[Items listed in a dataset]
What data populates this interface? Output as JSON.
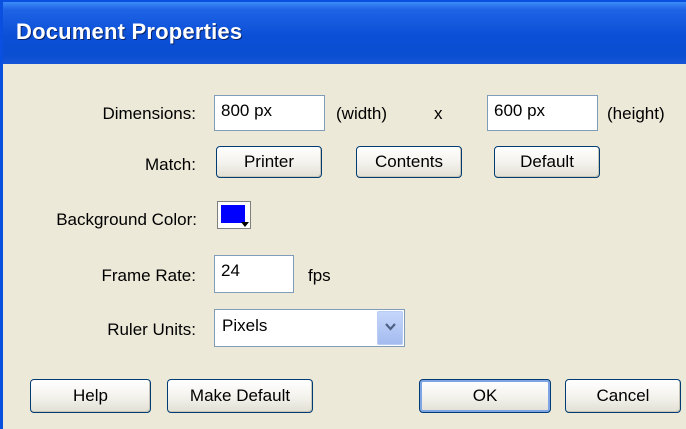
{
  "window": {
    "title": "Document Properties"
  },
  "dimensions": {
    "label": "Dimensions:",
    "width_value": "800 px",
    "width_suffix": "(width)",
    "separator": "x",
    "height_value": "600 px",
    "height_suffix": "(height)"
  },
  "match": {
    "label": "Match:",
    "printer_label": "Printer",
    "contents_label": "Contents",
    "default_label": "Default"
  },
  "background": {
    "label": "Background Color:",
    "color": "#0000ff"
  },
  "frame_rate": {
    "label": "Frame Rate:",
    "value": "24",
    "unit": "fps"
  },
  "ruler_units": {
    "label": "Ruler Units:",
    "selected": "Pixels"
  },
  "buttons": {
    "help": "Help",
    "make_default": "Make Default",
    "ok": "OK",
    "cancel": "Cancel"
  },
  "colors": {
    "titlebar": "#0a4fd6",
    "dialog_bg": "#ece9d8"
  }
}
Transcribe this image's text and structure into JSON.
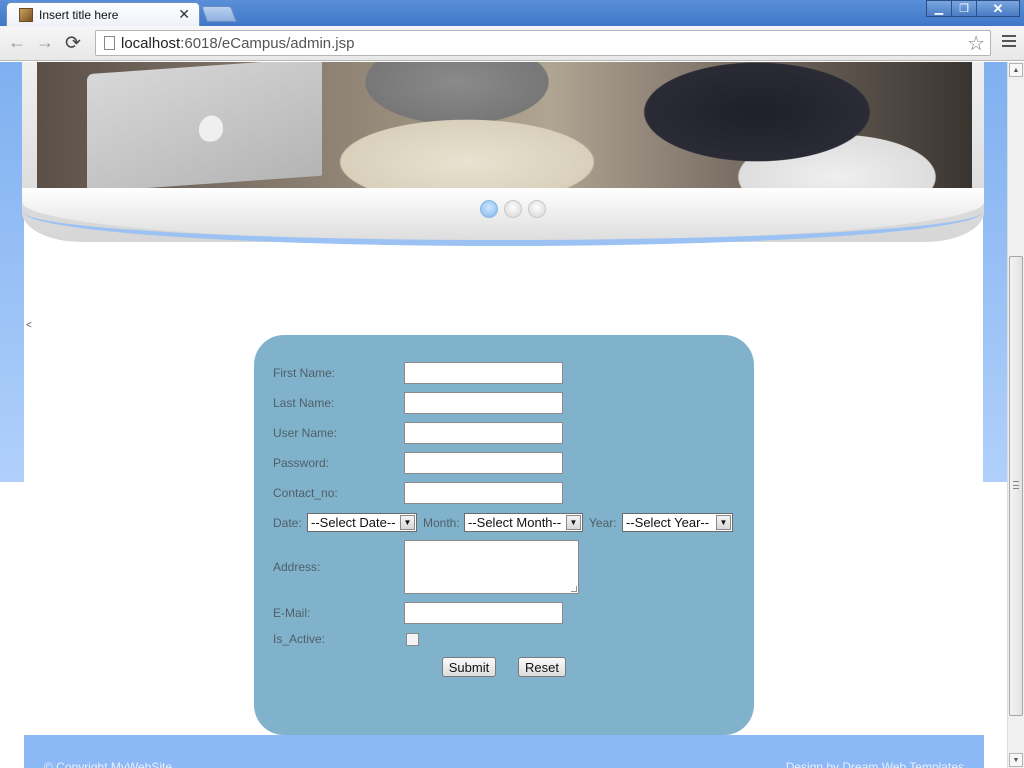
{
  "browser": {
    "tab_title": "Insert title here",
    "tab_close": "✕",
    "url_host": "localhost",
    "url_rest": ":6018/eCampus/admin.jsp",
    "window_buttons": {
      "minimize": "▁",
      "restore": "❐",
      "close": "✕"
    },
    "nav": {
      "back": "←",
      "forward": "→",
      "reload": "⟳",
      "star": "☆"
    }
  },
  "slider": {
    "dot_count": 3,
    "active_dot": 1
  },
  "page": {
    "stray_mark": "<"
  },
  "form": {
    "labels": {
      "first_name": "First Name:",
      "last_name": "Last Name:",
      "user_name": "User Name:",
      "password": "Password:",
      "contact_no": "Contact_no:",
      "date": "Date:",
      "month": "Month:",
      "year": "Year:",
      "address": "Address:",
      "email": "E-Mail:",
      "is_active": "Is_Active:"
    },
    "values": {
      "first_name": "",
      "last_name": "",
      "user_name": "",
      "password": "",
      "contact_no": "",
      "address": "",
      "email": ""
    },
    "selects": {
      "date": "--Select Date--",
      "month": "--Select Month--",
      "year": "--Select Year--"
    },
    "is_active_checked": false,
    "buttons": {
      "submit": "Submit",
      "reset": "Reset"
    }
  },
  "footer": {
    "left": "© Copyright MyWebSite",
    "right": "Design by Dream Web Templates"
  },
  "colors": {
    "form_panel": "#80b2cb",
    "footer": "#8cb8f6",
    "side_gradient_top": "#7fb0f0"
  }
}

Request: Leave out the pictures, and give all the records again exactly.

Solution to this task:
What data populates this interface? Output as JSON.
{
  "window": {
    "title": "Document Properties"
  },
  "dimensions": {
    "label": "Dimensions:",
    "width_value": "800 px",
    "width_suffix": "(width)",
    "separator": "x",
    "height_value": "600 px",
    "height_suffix": "(height)"
  },
  "match": {
    "label": "Match:",
    "printer_label": "Printer",
    "contents_label": "Contents",
    "default_label": "Default"
  },
  "background": {
    "label": "Background Color:",
    "color": "#0000ff"
  },
  "frame_rate": {
    "label": "Frame Rate:",
    "value": "24",
    "unit": "fps"
  },
  "ruler_units": {
    "label": "Ruler Units:",
    "selected": "Pixels"
  },
  "buttons": {
    "help": "Help",
    "make_default": "Make Default",
    "ok": "OK",
    "cancel": "Cancel"
  },
  "colors": {
    "titlebar": "#0a4fd6",
    "dialog_bg": "#ece9d8"
  }
}
Transcribe this image's text and structure into JSON.
{
  "browser": {
    "tab_title": "Insert title here",
    "tab_close": "✕",
    "url_host": "localhost",
    "url_rest": ":6018/eCampus/admin.jsp",
    "window_buttons": {
      "minimize": "▁",
      "restore": "❐",
      "close": "✕"
    },
    "nav": {
      "back": "←",
      "forward": "→",
      "reload": "⟳",
      "star": "☆"
    }
  },
  "slider": {
    "dot_count": 3,
    "active_dot": 1
  },
  "page": {
    "stray_mark": "<"
  },
  "form": {
    "labels": {
      "first_name": "First Name:",
      "last_name": "Last Name:",
      "user_name": "User Name:",
      "password": "Password:",
      "contact_no": "Contact_no:",
      "date": "Date:",
      "month": "Month:",
      "year": "Year:",
      "address": "Address:",
      "email": "E-Mail:",
      "is_active": "Is_Active:"
    },
    "values": {
      "first_name": "",
      "last_name": "",
      "user_name": "",
      "password": "",
      "contact_no": "",
      "address": "",
      "email": ""
    },
    "selects": {
      "date": "--Select Date--",
      "month": "--Select Month--",
      "year": "--Select Year--"
    },
    "is_active_checked": false,
    "buttons": {
      "submit": "Submit",
      "reset": "Reset"
    }
  },
  "footer": {
    "left": "© Copyright MyWebSite",
    "right": "Design by Dream Web Templates"
  },
  "colors": {
    "form_panel": "#80b2cb",
    "footer": "#8cb8f6",
    "side_gradient_top": "#7fb0f0"
  }
}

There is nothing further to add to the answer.